↓
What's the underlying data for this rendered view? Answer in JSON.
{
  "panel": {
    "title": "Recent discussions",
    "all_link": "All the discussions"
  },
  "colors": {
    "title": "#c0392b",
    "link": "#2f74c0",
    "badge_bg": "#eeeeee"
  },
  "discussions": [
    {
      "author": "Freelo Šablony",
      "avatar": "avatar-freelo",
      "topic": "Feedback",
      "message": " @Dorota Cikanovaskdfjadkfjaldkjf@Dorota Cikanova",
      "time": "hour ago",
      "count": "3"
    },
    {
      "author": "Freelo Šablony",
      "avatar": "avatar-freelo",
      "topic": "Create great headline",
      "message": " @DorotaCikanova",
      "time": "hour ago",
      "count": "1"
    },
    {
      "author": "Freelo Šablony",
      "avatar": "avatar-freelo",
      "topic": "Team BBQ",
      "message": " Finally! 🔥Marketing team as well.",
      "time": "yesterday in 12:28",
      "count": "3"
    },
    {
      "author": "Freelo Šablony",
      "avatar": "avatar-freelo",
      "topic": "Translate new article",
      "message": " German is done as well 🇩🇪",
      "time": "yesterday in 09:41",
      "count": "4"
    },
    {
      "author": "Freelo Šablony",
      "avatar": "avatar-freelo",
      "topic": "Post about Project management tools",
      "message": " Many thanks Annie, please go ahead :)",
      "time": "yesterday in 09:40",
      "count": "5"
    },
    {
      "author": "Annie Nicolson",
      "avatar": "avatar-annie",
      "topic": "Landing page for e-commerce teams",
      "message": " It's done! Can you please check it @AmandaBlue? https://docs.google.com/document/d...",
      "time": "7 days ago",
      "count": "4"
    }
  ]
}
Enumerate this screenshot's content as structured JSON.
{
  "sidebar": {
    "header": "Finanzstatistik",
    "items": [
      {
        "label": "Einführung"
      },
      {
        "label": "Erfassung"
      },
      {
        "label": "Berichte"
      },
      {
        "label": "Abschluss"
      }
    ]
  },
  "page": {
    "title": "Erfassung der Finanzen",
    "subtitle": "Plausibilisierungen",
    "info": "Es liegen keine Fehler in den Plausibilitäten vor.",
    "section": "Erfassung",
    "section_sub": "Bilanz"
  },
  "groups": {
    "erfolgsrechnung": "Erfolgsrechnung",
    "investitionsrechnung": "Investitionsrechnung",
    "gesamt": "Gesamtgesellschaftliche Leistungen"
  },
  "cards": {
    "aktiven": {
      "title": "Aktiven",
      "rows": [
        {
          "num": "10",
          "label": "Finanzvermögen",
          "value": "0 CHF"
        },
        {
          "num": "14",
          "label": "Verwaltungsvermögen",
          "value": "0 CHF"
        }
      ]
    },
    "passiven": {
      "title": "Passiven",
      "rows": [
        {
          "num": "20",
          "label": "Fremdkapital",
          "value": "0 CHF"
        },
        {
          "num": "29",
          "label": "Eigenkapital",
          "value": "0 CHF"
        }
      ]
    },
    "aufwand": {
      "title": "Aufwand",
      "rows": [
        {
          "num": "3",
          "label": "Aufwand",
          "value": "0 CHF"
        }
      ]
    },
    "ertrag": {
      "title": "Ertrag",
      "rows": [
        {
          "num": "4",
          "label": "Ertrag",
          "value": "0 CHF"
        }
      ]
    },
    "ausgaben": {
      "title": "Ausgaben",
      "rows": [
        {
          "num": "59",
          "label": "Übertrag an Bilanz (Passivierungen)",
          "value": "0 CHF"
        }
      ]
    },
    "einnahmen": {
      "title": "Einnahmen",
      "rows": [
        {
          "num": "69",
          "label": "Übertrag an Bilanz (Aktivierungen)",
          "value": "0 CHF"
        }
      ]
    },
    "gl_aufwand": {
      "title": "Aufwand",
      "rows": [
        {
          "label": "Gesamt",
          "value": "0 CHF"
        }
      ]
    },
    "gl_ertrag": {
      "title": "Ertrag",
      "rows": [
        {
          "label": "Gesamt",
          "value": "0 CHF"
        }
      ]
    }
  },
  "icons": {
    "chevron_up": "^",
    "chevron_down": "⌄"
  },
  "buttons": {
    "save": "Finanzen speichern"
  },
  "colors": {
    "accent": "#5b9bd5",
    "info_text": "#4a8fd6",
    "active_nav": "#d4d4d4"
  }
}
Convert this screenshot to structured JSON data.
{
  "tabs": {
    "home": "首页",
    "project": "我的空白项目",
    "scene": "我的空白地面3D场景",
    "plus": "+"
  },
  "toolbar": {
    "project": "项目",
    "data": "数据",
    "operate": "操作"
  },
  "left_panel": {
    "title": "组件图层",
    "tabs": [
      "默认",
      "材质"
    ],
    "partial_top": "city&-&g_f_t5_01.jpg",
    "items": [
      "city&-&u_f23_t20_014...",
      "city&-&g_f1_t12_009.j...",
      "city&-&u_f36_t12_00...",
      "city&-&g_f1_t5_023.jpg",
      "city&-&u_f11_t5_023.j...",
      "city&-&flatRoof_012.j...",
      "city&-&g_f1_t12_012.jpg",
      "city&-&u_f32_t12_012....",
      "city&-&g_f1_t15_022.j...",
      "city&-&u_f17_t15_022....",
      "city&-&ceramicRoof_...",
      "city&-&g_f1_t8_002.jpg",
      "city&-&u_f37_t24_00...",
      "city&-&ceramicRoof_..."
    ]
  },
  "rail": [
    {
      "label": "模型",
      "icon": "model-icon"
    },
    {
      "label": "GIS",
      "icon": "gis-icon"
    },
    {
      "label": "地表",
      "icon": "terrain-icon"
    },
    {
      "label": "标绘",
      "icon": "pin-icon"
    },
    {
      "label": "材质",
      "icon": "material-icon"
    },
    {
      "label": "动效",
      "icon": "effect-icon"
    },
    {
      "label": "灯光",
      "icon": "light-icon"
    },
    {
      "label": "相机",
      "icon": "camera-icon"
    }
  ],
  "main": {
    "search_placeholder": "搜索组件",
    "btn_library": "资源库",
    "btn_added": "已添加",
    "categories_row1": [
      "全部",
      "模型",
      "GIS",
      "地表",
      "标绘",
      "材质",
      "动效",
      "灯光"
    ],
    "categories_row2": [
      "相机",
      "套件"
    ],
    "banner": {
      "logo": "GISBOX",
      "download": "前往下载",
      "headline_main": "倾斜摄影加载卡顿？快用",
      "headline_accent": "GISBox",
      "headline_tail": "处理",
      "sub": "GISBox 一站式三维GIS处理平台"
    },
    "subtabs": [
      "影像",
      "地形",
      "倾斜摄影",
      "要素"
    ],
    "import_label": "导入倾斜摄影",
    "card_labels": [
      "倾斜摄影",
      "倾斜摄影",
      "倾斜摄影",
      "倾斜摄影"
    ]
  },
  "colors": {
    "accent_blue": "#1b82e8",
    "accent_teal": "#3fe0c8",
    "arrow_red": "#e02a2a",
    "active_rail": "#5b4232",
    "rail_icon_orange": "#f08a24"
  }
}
↑
From the entries above, copy out every line where the string "data" appears.

What's the underlying data for this rendered view? Answer in JSON.
Convert this screenshot to structured JSON data.
    "data": "数据",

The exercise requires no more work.